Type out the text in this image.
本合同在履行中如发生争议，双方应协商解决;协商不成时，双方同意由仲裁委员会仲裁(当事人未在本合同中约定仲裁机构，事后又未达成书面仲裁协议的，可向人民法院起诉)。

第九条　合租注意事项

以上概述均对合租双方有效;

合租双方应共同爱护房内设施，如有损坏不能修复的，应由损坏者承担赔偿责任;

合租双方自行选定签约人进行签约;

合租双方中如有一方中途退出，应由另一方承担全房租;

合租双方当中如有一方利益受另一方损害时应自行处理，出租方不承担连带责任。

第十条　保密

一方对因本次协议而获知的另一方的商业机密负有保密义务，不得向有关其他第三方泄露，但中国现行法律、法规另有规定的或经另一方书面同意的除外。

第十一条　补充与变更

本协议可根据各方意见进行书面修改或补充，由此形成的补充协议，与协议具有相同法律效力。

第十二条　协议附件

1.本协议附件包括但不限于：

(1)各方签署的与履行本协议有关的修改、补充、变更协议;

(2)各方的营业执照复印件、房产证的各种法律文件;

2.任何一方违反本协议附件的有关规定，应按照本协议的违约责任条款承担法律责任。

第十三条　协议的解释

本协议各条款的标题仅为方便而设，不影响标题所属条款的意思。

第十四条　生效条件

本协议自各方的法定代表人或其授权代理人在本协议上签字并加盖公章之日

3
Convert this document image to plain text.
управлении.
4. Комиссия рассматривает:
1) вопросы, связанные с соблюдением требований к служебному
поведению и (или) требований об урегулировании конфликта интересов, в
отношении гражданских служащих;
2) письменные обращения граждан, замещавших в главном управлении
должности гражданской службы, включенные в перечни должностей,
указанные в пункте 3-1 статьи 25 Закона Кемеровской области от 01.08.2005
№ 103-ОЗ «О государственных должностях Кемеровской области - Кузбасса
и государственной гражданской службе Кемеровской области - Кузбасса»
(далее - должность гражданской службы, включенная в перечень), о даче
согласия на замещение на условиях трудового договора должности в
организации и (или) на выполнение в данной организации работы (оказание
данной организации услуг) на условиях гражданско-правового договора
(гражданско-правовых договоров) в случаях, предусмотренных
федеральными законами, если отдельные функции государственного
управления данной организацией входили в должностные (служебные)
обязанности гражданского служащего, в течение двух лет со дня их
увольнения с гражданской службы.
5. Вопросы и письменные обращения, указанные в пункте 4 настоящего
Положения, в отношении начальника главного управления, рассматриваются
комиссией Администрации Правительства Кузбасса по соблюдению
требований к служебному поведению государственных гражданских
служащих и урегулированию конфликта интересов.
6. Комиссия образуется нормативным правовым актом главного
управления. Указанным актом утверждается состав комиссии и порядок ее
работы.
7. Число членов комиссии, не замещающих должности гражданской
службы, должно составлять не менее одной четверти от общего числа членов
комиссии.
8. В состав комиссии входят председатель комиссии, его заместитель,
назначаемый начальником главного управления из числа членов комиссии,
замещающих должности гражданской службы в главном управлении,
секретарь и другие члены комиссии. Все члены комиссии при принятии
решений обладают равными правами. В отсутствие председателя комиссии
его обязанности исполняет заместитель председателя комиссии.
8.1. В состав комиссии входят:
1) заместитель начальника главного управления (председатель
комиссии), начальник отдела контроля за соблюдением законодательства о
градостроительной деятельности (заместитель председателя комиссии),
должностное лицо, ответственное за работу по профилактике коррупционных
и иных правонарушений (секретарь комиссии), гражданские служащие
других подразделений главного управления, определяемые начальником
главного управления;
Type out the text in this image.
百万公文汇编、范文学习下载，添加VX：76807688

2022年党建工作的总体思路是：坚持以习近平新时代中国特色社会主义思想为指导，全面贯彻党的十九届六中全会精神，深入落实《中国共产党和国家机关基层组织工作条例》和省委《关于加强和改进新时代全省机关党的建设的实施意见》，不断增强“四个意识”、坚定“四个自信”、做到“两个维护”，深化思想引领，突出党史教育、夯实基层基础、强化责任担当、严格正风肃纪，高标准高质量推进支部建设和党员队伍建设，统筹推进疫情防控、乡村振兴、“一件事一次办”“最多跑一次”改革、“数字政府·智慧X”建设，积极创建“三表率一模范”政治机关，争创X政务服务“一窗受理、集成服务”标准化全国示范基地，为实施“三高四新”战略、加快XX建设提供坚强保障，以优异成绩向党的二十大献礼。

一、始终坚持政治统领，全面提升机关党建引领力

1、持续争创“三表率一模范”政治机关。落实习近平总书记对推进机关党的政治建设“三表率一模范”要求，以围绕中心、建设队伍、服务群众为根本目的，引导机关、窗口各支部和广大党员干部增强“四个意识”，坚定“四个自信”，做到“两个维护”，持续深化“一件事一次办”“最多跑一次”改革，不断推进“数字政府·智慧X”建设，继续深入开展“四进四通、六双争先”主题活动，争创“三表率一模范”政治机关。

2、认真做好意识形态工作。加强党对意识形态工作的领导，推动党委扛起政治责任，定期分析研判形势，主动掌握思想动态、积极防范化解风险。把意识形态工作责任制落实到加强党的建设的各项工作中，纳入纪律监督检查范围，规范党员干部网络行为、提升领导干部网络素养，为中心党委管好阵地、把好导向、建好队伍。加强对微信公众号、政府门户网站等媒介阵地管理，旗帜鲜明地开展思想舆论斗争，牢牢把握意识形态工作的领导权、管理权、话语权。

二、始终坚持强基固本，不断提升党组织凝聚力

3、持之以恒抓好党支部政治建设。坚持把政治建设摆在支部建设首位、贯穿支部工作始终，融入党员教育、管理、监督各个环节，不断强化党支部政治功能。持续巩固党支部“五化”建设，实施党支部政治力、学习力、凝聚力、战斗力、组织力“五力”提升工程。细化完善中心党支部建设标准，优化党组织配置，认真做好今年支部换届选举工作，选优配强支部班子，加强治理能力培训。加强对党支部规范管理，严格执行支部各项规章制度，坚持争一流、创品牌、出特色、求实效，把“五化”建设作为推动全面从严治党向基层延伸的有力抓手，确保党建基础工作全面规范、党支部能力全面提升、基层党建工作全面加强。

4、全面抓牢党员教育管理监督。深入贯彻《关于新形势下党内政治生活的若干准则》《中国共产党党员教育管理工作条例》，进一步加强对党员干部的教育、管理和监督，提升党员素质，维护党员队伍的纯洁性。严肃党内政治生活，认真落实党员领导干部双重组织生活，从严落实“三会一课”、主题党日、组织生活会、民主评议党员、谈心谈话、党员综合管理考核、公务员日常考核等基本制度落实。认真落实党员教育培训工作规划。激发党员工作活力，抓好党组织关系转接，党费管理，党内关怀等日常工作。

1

........

▸ **Aim of the task**:
Reproduce each line of the material containing the word "отношении".

▸ **Completed task**:
отношении гражданских служащих;
Положения, в отношении начальника главного управления, рассматриваются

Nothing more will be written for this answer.